> [Written task]
Exactly retype the lines below from the one containing "Convert this screenshot" through the end of the listing. Leave pictures out.

> [Supplied information]

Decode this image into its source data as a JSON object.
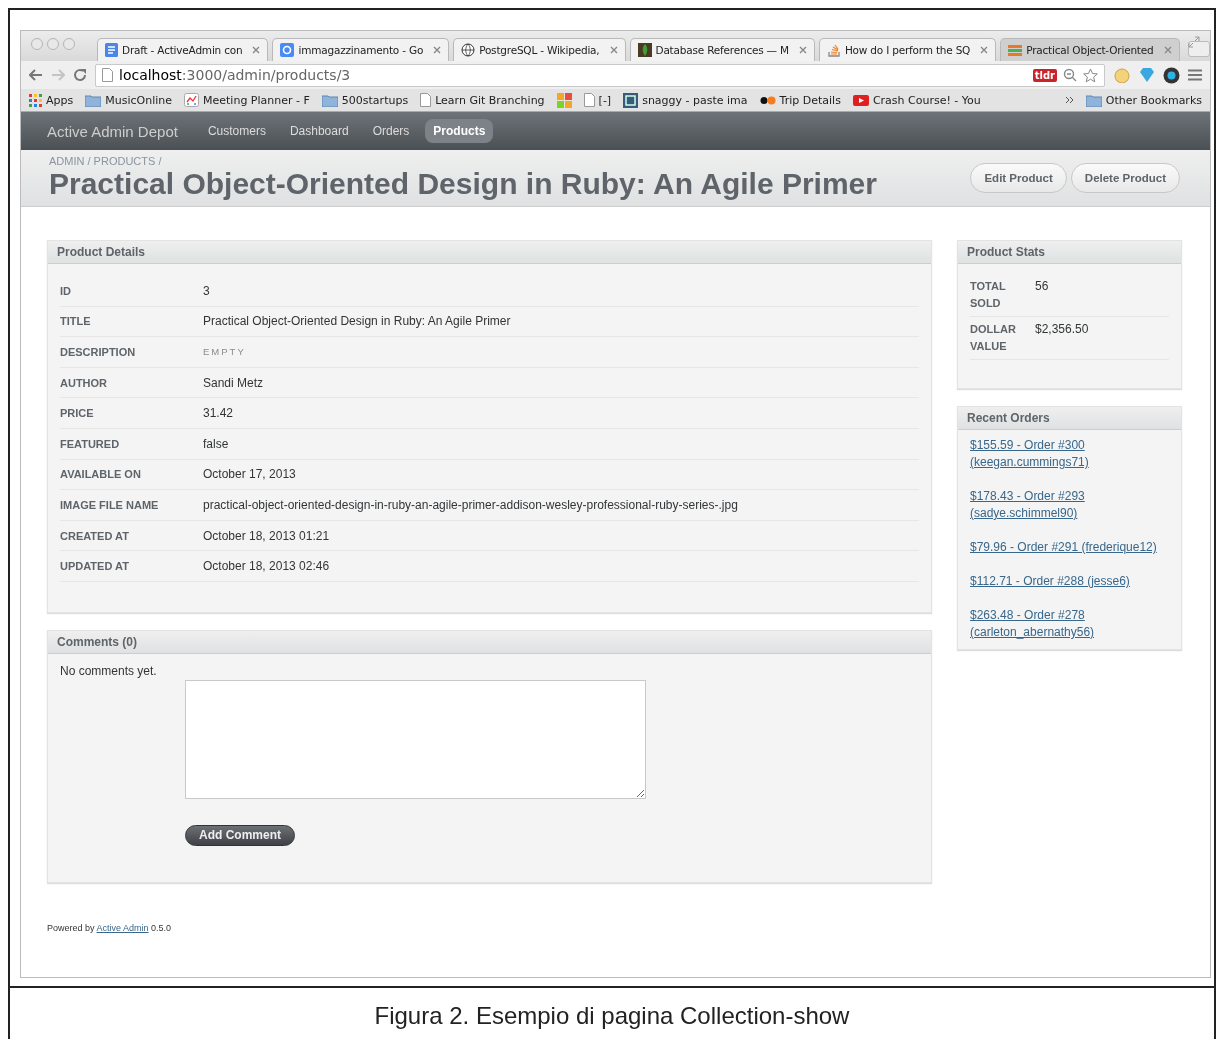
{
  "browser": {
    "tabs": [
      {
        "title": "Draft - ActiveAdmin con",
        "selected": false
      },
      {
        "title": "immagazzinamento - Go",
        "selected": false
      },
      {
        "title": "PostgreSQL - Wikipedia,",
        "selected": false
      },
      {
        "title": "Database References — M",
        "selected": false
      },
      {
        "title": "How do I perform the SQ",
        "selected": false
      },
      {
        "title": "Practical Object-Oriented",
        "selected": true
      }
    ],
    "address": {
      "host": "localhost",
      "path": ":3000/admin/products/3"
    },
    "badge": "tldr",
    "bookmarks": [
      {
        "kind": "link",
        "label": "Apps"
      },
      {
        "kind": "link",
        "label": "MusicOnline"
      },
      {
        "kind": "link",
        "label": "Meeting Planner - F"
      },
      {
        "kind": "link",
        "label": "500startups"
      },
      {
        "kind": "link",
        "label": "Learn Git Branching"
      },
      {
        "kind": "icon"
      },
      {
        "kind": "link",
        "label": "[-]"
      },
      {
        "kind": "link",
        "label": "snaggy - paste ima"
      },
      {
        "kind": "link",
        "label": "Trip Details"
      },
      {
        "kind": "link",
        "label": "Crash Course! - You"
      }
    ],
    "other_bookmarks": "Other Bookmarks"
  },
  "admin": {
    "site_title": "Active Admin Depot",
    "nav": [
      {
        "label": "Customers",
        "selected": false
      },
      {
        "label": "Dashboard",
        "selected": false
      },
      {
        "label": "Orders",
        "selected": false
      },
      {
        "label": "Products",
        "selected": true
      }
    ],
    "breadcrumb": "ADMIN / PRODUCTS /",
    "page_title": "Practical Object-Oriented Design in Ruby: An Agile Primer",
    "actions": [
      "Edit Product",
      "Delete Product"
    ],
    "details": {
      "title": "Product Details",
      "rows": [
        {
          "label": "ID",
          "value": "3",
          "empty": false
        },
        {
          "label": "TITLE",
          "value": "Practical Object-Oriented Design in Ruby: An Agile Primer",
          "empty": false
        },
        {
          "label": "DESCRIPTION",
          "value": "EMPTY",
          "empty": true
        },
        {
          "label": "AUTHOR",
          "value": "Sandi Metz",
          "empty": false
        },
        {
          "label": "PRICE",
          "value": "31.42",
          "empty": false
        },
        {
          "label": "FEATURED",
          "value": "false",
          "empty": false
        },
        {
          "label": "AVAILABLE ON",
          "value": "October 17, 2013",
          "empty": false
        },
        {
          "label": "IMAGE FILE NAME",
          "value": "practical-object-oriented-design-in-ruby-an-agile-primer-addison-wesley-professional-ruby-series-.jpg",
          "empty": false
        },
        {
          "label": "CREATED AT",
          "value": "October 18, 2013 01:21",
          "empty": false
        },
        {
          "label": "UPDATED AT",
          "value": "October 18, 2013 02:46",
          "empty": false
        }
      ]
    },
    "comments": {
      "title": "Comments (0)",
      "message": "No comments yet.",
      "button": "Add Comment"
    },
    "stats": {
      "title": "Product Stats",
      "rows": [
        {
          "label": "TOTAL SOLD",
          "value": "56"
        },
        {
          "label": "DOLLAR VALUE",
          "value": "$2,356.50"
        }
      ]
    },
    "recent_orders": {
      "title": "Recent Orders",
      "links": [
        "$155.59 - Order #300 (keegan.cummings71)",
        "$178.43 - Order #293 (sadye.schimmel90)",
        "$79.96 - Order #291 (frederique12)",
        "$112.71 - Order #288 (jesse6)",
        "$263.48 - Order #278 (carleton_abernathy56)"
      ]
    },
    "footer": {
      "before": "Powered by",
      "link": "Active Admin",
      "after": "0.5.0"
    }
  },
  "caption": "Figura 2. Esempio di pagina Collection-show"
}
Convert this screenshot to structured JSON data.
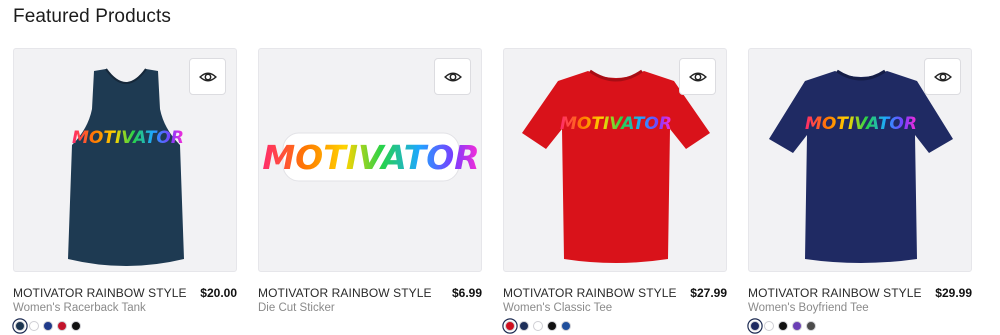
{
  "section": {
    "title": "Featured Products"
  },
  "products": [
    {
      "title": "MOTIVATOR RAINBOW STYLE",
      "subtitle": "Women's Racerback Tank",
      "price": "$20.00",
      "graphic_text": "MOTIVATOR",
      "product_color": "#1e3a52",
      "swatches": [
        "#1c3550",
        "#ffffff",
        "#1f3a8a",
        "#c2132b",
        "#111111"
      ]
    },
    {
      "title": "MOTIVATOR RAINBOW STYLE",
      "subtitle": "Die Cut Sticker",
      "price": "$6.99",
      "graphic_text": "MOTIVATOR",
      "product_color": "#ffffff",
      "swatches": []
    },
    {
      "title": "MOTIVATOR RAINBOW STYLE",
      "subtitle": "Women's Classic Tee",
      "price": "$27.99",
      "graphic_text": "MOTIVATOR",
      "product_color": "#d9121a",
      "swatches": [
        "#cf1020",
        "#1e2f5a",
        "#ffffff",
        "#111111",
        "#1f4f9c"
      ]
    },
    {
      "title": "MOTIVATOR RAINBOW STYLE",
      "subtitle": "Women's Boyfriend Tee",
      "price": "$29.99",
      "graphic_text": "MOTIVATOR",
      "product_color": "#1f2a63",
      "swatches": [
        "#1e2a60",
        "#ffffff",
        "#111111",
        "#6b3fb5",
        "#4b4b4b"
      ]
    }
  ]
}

> [Answer to the task]
Convert this screenshot to structured JSON data.
{
  "section": {
    "title": "Featured Products"
  },
  "products": [
    {
      "title": "MOTIVATOR RAINBOW STYLE",
      "subtitle": "Women's Racerback Tank",
      "price": "$20.00",
      "graphic_text": "MOTIVATOR",
      "product_color": "#1e3a52",
      "swatches": [
        "#1c3550",
        "#ffffff",
        "#1f3a8a",
        "#c2132b",
        "#111111"
      ]
    },
    {
      "title": "MOTIVATOR RAINBOW STYLE",
      "subtitle": "Die Cut Sticker",
      "price": "$6.99",
      "graphic_text": "MOTIVATOR",
      "product_color": "#ffffff",
      "swatches": []
    },
    {
      "title": "MOTIVATOR RAINBOW STYLE",
      "subtitle": "Women's Classic Tee",
      "price": "$27.99",
      "graphic_text": "MOTIVATOR",
      "product_color": "#d9121a",
      "swatches": [
        "#cf1020",
        "#1e2f5a",
        "#ffffff",
        "#111111",
        "#1f4f9c"
      ]
    },
    {
      "title": "MOTIVATOR RAINBOW STYLE",
      "subtitle": "Women's Boyfriend Tee",
      "price": "$29.99",
      "graphic_text": "MOTIVATOR",
      "product_color": "#1f2a63",
      "swatches": [
        "#1e2a60",
        "#ffffff",
        "#111111",
        "#6b3fb5",
        "#4b4b4b"
      ]
    }
  ]
}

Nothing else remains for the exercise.